> **What is expected**:
Extract and list every line that contains the word "icon".
##### Data section
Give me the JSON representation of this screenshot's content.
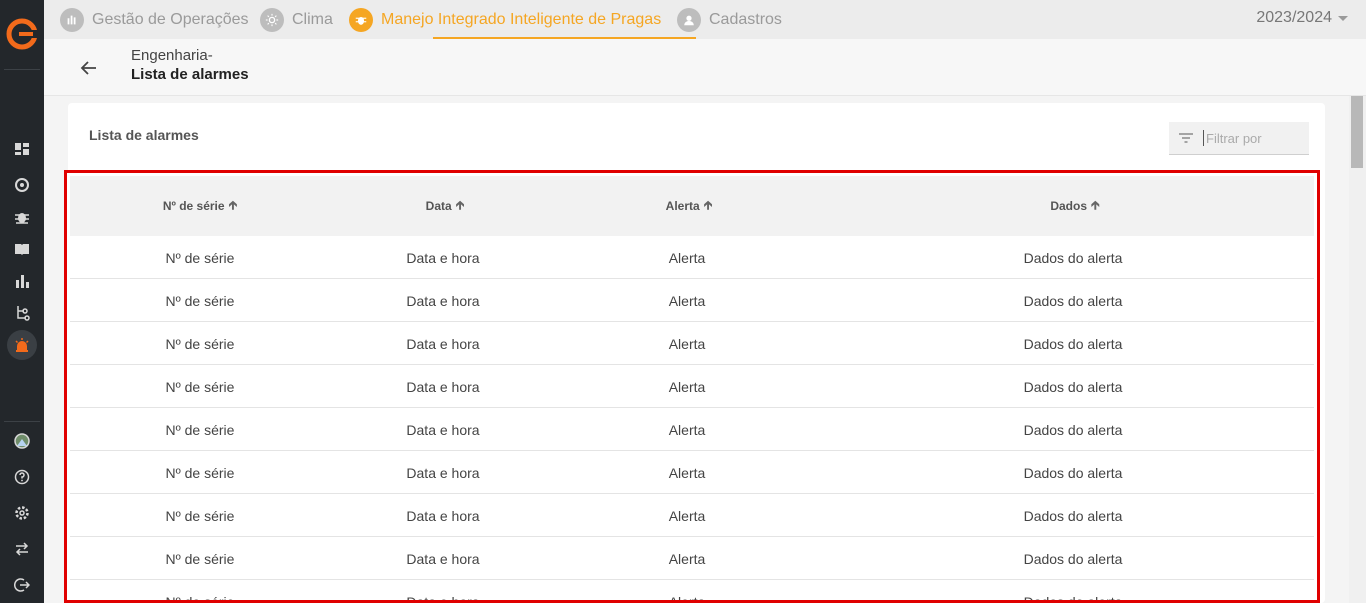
{
  "topbar": {
    "tabs": [
      {
        "label": "Gestão de Operações",
        "icon": "operations-icon"
      },
      {
        "label": "Clima",
        "icon": "sun-icon"
      },
      {
        "label": "Manejo Integrado Inteligente de Pragas",
        "icon": "bug-icon",
        "active": true
      },
      {
        "label": "Cadastros",
        "icon": "person-icon"
      }
    ],
    "season": "2023/2024"
  },
  "header": {
    "breadcrumb_parent": "Engenharia-",
    "page_title": "Lista de alarmes"
  },
  "card": {
    "title": "Lista de alarmes",
    "filter_placeholder": "Filtrar por"
  },
  "table": {
    "columns": [
      "Nº de série",
      "Data",
      "Alerta",
      "Dados"
    ],
    "rows": [
      [
        "Nº de série",
        "Data e hora",
        "Alerta",
        "Dados do alerta"
      ],
      [
        "Nº de série",
        "Data e hora",
        "Alerta",
        "Dados do alerta"
      ],
      [
        "Nº de série",
        "Data e hora",
        "Alerta",
        "Dados do alerta"
      ],
      [
        "Nº de série",
        "Data e hora",
        "Alerta",
        "Dados do alerta"
      ],
      [
        "Nº de série",
        "Data e hora",
        "Alerta",
        "Dados do alerta"
      ],
      [
        "Nº de série",
        "Data e hora",
        "Alerta",
        "Dados do alerta"
      ],
      [
        "Nº de série",
        "Data e hora",
        "Alerta",
        "Dados do alerta"
      ],
      [
        "Nº de série",
        "Data e hora",
        "Alerta",
        "Dados do alerta"
      ],
      [
        "Nº de série",
        "Data e hora",
        "Alerta",
        "Dados do alerta"
      ]
    ]
  },
  "colors": {
    "accent": "#f5a623",
    "sidebar": "#23272b",
    "highlight_border": "#e00000"
  }
}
##########
> **Final result**:
        "icon": "operations-icon"
        "icon": "sun-icon"
        "icon": "bug-icon",
        "icon": "person-icon"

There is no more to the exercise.